Return the whole listing, line for line, without the pictures in it.

=======

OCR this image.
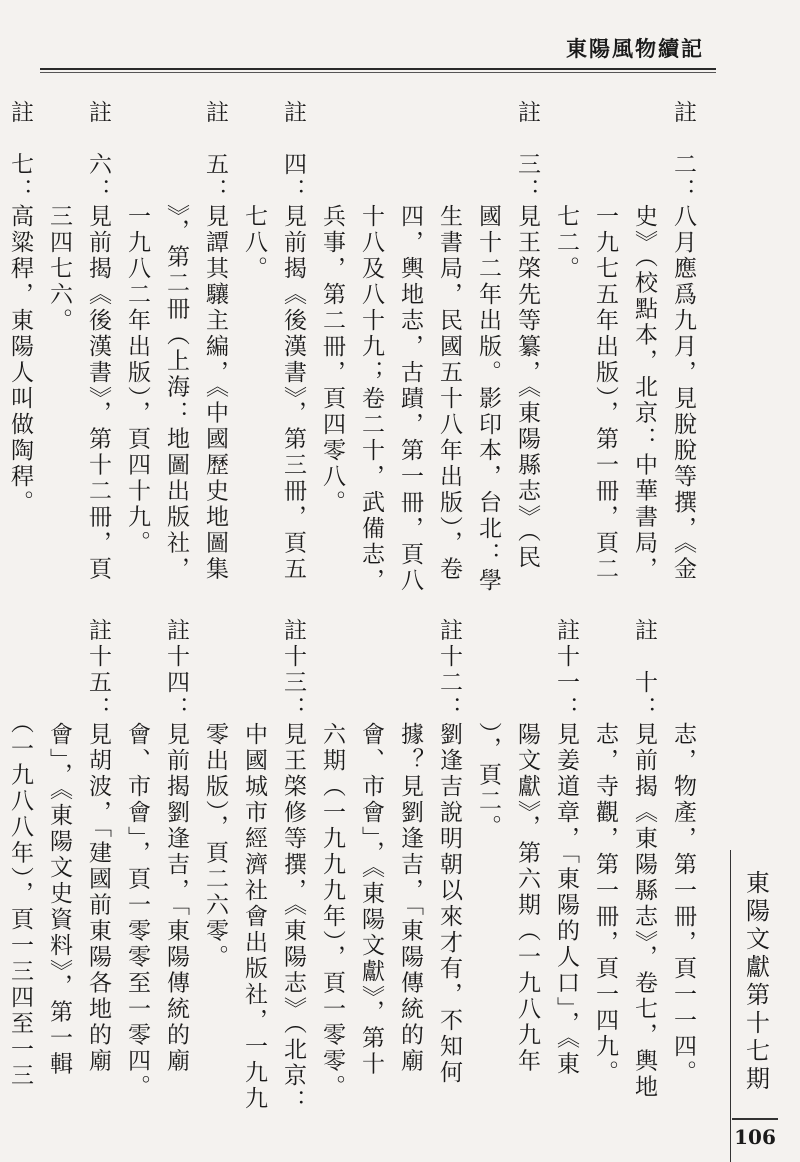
東陽風物續記
註　二：八月應爲九月，見脫脫等撰，《金
　　　　史》（校點本，北京：中華書局，
　　　　一九七五年出版），第一冊，頁二
　　　　七二。
註　三：見王棨先等纂，《東陽縣志》（民
　　　　國十二年出版。影印本，台北：學
　　　　生書局，民國五十八年出版），卷
　　　　四，輿地志，古蹟，第一冊，頁八
　　　　十八及八十九；卷二十，武備志，
　　　　兵事，第二冊，頁四零八。
註　四：見前揭《後漢書》，第三冊，頁五
　　　　七八。
註　五：見譚其驤主編，《中國歷史地圖集
　　　　》，第二冊（上海：地圖出版社，
　　　　一九八二年出版），頁四十九。
註　六：見前揭《後漢書》，第十二冊，頁
　　　　三四七六。
註　七：高粱稈，東陽人叫做陶稈。
　　　　志，物產，第一冊，頁一一四。
註　十：見前揭《東陽縣志》，卷七，輿地
　　　　志，寺觀，第一冊，頁一四九。
註十一：見姜道章，「東陽的人口」，《東
　　　　陽文獻》，第六期（一九八九年
　　　　），頁二。
註十二：劉逢吉說明朝以來才有，不知何
　　　　據？見劉逢吉，「東陽傳統的廟
　　　　會、市會」，《東陽文獻》，第十
　　　　六期（一九九九年），頁一零零。
註十三：見王棨修等撰，《東陽志》（北京：
　　　　中國城市經濟社會出版社，一九九
　　　　零出版），頁二六零。
註十四：見前揭劉逢吉，「東陽傳統的廟
　　　　會、市會」，頁一零零至一零四。
註十五：見胡波，「建國前東陽各地的廟
　　　　會」，《東陽文史資料》，第一輯
　　　　（一九八八年），頁一三四至一三	東陽文獻第十七期
106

=======

:: Result ::
OCR this image.
東陽風物續記
註　二：八月應爲九月，見脫脫等撰，《金
　　　　史》（校點本，北京：中華書局，
　　　　一九七五年出版），第一冊，頁二
　　　　七二。
註　三：見王棨先等纂，《東陽縣志》（民
　　　　國十二年出版。影印本，台北：學
　　　　生書局，民國五十八年出版），卷
　　　　四，輿地志，古蹟，第一冊，頁八
　　　　十八及八十九；卷二十，武備志，
　　　　兵事，第二冊，頁四零八。
註　四：見前揭《後漢書》，第三冊，頁五
　　　　七八。
註　五：見譚其驤主編，《中國歷史地圖集
　　　　》，第二冊（上海：地圖出版社，
　　　　一九八二年出版），頁四十九。
註　六：見前揭《後漢書》，第十二冊，頁
　　　　三四七六。
註　七：高粱稈，東陽人叫做陶稈。
　　　　志，物產，第一冊，頁一一四。
註　十：見前揭《東陽縣志》，卷七，輿地
　　　　志，寺觀，第一冊，頁一四九。
註十一：見姜道章，「東陽的人口」，《東
　　　　陽文獻》，第六期（一九八九年
　　　　），頁二。
註十二：劉逢吉說明朝以來才有，不知何
　　　　據？見劉逢吉，「東陽傳統的廟
　　　　會、市會」，《東陽文獻》，第十
　　　　六期（一九九九年），頁一零零。
註十三：見王棨修等撰，《東陽志》（北京：
　　　　中國城市經濟社會出版社，一九九
　　　　零出版），頁二六零。
註十四：見前揭劉逢吉，「東陽傳統的廟
　　　　會、市會」，頁一零零至一零四。
註十五：見胡波，「建國前東陽各地的廟
　　　　會」，《東陽文史資料》，第一輯
　　　　（一九八八年），頁一三四至一三	東陽文獻第十七期
106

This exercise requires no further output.